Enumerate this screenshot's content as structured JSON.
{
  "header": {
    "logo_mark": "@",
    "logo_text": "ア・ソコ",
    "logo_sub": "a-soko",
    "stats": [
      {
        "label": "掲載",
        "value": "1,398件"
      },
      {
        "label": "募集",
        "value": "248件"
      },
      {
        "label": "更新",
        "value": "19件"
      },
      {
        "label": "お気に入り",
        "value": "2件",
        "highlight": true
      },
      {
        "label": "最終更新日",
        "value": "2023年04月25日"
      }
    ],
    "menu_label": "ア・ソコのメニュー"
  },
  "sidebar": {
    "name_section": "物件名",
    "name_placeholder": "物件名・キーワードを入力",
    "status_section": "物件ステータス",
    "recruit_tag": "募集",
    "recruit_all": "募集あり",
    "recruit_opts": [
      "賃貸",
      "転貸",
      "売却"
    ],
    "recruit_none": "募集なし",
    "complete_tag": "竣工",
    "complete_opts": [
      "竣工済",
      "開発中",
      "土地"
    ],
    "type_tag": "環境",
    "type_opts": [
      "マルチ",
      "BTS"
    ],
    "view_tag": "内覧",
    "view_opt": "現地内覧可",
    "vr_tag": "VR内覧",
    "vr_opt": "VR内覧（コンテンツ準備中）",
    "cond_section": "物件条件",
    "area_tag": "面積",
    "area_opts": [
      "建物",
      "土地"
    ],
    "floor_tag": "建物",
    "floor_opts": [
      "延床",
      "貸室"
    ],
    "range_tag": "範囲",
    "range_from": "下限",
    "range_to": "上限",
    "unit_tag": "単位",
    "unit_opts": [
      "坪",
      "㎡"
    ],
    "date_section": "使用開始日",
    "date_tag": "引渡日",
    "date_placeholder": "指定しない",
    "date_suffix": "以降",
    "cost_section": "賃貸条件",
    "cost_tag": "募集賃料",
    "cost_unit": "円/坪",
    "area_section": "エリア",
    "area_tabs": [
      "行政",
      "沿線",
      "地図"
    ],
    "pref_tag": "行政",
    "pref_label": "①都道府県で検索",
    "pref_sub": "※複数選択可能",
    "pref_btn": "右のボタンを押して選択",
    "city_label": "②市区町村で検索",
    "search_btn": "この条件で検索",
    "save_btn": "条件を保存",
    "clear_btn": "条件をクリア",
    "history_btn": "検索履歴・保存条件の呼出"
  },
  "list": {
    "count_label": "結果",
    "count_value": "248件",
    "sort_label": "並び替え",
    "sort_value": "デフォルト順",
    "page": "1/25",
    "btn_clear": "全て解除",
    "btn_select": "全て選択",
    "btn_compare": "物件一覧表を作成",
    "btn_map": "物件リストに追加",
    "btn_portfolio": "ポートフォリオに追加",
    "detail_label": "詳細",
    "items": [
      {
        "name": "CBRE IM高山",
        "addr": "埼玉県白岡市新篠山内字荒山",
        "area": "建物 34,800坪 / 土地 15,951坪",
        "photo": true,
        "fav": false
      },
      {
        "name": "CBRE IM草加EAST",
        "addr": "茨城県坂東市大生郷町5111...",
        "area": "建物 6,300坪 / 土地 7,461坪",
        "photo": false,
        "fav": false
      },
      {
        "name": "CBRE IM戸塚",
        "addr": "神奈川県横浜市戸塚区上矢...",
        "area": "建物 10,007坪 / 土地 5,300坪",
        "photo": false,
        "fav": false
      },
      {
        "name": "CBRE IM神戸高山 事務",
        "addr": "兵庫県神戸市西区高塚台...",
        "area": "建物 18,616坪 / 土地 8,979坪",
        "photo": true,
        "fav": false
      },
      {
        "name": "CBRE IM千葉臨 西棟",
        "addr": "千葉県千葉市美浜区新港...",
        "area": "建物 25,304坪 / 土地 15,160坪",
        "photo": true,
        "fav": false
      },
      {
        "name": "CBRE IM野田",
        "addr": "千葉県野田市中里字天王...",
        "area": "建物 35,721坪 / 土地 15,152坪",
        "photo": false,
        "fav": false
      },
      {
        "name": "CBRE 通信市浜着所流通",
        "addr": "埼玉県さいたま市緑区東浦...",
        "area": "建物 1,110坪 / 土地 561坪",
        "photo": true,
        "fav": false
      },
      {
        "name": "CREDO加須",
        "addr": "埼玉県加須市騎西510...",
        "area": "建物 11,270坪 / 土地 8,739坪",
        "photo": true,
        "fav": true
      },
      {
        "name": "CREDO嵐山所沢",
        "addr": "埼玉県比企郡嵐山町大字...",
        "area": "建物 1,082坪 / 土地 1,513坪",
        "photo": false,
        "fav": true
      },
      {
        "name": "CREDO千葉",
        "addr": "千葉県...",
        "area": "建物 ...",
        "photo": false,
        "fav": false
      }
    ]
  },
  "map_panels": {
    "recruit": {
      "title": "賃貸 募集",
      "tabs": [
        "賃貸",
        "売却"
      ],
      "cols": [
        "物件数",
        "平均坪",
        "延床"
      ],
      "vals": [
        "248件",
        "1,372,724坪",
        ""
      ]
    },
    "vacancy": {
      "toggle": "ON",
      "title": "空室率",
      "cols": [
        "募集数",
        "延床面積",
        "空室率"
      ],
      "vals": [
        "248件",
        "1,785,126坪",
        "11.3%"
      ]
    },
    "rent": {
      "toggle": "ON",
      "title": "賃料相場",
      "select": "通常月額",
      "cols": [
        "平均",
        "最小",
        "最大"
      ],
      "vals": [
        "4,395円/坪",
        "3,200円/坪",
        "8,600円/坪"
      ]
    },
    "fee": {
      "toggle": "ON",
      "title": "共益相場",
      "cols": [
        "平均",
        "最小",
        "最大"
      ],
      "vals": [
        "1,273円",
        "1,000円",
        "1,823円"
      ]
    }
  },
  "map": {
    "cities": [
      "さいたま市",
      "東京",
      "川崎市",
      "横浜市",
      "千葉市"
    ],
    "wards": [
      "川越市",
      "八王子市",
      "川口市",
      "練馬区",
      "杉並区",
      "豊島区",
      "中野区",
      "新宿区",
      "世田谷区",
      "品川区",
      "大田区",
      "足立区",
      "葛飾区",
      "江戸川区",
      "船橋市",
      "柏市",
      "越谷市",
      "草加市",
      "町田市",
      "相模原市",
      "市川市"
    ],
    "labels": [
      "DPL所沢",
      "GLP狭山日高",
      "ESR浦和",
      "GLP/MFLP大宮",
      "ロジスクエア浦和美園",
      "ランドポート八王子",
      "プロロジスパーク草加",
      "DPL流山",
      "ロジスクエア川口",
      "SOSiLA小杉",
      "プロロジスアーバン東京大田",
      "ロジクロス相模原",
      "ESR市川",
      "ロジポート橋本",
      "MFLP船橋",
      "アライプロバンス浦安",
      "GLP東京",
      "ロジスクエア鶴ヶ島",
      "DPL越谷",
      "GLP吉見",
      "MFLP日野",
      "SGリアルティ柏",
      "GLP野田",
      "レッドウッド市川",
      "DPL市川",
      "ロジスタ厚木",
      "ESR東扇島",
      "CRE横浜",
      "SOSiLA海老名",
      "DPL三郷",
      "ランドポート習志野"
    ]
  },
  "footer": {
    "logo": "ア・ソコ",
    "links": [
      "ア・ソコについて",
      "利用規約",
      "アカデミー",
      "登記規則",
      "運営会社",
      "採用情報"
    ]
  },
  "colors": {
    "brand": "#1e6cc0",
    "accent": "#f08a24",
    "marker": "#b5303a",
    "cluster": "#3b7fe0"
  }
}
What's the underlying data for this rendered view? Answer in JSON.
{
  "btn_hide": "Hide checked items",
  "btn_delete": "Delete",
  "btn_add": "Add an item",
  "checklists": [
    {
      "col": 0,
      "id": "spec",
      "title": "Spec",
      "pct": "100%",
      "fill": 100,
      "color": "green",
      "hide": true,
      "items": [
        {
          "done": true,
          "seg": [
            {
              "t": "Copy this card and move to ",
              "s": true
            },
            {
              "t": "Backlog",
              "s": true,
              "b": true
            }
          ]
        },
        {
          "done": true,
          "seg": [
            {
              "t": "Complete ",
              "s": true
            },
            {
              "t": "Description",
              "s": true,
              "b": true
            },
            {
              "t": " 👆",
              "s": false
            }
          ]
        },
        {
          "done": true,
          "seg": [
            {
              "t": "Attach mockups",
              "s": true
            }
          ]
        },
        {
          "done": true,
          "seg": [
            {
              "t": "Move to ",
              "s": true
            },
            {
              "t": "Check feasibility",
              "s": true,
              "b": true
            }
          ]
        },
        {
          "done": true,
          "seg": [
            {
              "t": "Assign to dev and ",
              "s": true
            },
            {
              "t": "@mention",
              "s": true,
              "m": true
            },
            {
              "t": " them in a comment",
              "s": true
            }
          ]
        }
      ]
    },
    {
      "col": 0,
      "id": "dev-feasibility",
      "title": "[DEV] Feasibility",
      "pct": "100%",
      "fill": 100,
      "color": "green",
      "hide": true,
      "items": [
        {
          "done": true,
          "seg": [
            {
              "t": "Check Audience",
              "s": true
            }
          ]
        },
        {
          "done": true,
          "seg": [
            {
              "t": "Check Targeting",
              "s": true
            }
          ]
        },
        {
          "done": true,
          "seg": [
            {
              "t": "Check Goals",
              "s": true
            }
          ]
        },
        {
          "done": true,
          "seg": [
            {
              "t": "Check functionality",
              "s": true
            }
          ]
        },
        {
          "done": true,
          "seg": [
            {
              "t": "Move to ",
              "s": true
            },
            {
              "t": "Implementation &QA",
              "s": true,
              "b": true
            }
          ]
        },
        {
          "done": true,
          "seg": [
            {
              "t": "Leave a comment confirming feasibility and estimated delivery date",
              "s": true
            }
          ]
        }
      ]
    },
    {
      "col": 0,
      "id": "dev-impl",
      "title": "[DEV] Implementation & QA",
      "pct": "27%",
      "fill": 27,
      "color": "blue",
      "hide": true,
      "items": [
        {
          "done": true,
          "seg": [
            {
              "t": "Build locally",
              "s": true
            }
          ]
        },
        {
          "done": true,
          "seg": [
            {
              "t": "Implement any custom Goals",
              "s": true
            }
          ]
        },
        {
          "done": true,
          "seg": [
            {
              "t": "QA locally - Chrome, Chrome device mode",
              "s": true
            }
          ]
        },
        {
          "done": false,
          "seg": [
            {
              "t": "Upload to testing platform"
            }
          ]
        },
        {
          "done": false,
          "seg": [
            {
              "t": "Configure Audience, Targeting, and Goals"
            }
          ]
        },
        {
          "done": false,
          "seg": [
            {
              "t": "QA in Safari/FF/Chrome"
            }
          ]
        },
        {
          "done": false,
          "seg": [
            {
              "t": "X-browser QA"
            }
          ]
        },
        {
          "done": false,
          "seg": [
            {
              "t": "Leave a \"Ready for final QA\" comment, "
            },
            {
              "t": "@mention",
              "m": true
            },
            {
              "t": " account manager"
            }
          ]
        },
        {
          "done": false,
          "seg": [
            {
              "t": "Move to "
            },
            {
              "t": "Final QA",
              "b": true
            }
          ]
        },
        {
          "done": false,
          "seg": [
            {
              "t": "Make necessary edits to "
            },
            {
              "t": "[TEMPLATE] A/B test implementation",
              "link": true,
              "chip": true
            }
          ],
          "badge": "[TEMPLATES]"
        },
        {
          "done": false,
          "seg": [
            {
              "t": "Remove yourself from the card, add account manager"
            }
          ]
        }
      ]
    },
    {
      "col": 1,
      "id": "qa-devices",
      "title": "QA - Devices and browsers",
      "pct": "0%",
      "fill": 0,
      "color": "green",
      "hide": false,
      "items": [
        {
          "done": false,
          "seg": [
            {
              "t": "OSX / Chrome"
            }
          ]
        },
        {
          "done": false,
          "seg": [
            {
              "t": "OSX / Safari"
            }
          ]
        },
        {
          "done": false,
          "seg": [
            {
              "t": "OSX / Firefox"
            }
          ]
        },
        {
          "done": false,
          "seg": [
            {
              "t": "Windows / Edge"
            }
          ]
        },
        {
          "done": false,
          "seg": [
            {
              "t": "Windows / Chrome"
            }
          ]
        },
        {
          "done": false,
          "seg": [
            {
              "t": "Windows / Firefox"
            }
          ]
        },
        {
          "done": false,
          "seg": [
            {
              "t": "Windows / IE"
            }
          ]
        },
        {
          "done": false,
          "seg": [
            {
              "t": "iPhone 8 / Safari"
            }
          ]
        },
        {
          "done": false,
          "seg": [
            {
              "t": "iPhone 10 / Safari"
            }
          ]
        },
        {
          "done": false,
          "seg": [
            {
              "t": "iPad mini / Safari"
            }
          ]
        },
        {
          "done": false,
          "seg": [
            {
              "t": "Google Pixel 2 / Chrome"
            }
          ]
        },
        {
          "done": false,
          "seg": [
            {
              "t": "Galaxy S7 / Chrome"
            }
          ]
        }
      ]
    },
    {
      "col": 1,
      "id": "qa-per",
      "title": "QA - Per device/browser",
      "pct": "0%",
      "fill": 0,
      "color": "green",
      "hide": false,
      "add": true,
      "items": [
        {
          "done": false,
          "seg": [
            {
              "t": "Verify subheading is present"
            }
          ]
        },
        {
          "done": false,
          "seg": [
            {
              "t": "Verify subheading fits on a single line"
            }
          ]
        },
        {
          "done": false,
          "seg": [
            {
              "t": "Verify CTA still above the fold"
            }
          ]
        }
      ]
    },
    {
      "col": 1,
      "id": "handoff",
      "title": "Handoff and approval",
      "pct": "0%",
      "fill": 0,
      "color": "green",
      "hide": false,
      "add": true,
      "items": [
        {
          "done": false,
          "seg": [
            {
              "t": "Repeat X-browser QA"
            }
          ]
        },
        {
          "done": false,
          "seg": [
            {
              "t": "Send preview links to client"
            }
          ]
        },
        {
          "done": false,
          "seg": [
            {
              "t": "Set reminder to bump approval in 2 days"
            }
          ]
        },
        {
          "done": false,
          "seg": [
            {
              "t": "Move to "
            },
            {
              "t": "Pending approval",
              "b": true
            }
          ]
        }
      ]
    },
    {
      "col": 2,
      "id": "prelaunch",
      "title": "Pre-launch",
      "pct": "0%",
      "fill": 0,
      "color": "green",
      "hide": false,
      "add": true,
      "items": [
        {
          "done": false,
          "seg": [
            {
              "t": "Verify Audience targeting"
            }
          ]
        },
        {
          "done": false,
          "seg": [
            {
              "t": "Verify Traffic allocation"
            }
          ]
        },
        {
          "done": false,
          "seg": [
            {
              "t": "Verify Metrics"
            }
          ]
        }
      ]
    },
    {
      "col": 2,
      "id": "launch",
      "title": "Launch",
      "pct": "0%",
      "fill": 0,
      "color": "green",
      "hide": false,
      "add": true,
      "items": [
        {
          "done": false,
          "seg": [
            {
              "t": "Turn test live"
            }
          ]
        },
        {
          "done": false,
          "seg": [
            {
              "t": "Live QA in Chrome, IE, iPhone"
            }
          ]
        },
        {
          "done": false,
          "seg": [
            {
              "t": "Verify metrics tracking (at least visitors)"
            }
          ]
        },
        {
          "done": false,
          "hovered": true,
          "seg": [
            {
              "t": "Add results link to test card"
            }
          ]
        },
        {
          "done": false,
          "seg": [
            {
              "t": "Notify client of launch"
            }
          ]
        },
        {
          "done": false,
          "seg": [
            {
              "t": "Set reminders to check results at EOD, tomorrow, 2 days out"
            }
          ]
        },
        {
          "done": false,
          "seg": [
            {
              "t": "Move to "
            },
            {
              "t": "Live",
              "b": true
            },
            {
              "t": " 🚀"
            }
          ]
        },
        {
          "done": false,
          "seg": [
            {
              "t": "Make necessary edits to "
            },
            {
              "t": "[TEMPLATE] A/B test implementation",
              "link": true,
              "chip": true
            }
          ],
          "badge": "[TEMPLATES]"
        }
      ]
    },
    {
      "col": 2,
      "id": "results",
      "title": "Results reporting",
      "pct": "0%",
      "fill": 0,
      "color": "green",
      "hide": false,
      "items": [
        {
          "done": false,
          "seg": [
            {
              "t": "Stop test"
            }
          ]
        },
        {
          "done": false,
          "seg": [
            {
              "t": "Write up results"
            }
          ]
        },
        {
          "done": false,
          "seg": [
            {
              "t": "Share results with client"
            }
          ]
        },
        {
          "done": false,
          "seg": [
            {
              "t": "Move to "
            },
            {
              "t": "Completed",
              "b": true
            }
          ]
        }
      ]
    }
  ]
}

———

• SET PROBLEM:
Examine the data above and state how many of its lines contain the word "Verify", with no further remarks.

• EXERCISE ANSWER:
7